[BEGIN Recorded information]

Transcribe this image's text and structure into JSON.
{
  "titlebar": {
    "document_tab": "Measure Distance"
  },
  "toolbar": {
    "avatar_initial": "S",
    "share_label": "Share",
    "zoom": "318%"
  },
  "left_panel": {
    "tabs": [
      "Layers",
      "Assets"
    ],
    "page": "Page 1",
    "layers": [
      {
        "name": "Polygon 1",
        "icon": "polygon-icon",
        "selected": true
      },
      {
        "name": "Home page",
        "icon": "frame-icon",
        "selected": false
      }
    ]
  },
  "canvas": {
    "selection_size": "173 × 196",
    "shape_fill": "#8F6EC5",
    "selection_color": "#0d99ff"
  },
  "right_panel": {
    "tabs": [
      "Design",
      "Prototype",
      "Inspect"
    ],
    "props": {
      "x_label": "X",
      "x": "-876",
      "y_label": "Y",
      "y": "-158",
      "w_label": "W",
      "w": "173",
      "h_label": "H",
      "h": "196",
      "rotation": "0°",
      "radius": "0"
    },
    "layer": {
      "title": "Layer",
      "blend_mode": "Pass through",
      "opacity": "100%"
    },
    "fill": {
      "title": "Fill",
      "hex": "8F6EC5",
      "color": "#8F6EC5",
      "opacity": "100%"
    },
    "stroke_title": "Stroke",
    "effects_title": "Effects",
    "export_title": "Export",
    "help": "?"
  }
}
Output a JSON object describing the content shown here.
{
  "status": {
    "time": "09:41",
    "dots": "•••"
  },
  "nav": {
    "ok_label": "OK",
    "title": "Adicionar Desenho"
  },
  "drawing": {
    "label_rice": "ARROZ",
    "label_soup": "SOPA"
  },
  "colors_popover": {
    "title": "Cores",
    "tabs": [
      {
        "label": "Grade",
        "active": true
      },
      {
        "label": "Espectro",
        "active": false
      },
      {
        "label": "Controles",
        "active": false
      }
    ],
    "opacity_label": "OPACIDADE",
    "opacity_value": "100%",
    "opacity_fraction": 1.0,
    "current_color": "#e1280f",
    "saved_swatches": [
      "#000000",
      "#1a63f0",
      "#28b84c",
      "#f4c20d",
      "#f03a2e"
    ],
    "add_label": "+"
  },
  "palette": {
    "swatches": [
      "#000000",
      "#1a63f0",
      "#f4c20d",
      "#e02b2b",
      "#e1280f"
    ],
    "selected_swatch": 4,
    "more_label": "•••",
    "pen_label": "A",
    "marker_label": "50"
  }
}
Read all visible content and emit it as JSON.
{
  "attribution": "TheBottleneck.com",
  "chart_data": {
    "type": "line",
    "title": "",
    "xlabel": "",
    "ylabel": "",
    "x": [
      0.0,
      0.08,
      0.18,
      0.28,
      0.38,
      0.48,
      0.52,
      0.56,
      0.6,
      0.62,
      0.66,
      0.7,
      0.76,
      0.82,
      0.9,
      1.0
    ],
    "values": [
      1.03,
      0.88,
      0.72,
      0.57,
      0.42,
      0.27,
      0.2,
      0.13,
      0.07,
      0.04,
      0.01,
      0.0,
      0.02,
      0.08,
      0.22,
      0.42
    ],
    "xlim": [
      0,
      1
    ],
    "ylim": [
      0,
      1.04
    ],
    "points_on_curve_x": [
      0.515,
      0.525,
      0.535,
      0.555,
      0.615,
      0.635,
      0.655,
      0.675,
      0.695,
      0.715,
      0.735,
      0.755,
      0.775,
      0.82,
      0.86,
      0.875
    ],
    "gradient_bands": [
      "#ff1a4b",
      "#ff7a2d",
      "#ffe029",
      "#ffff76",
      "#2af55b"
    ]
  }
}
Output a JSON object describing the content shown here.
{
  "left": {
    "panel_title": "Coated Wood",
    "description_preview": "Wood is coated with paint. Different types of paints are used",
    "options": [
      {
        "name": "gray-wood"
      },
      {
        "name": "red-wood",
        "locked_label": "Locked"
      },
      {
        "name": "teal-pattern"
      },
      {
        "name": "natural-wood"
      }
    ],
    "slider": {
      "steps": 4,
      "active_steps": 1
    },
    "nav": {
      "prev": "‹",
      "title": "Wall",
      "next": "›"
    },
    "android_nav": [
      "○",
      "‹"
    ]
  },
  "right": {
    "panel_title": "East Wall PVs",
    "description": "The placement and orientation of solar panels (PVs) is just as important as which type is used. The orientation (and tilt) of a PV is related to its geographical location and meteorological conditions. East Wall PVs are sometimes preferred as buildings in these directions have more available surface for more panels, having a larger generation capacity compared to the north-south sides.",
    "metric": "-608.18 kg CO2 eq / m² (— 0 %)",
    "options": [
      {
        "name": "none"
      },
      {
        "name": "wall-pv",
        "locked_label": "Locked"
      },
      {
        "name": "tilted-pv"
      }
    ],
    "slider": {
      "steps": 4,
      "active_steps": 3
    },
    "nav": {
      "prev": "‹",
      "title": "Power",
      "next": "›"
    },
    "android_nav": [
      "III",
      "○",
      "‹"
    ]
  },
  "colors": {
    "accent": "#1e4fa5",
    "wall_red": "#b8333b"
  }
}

[END Recorded information]

--- What to work on ---
In the records above, locate each line with the word "name". Copy all such lines.

--- Output of the task ---
        "name": "Polygon 1",
        "name": "Home page",
        "name": "gray-wood"
        "name": "red-wood",
        "name": "teal-pattern"
        "name": "natural-wood"
        "name": "none"
        "name": "wall-pv",
        "name": "tilted-pv"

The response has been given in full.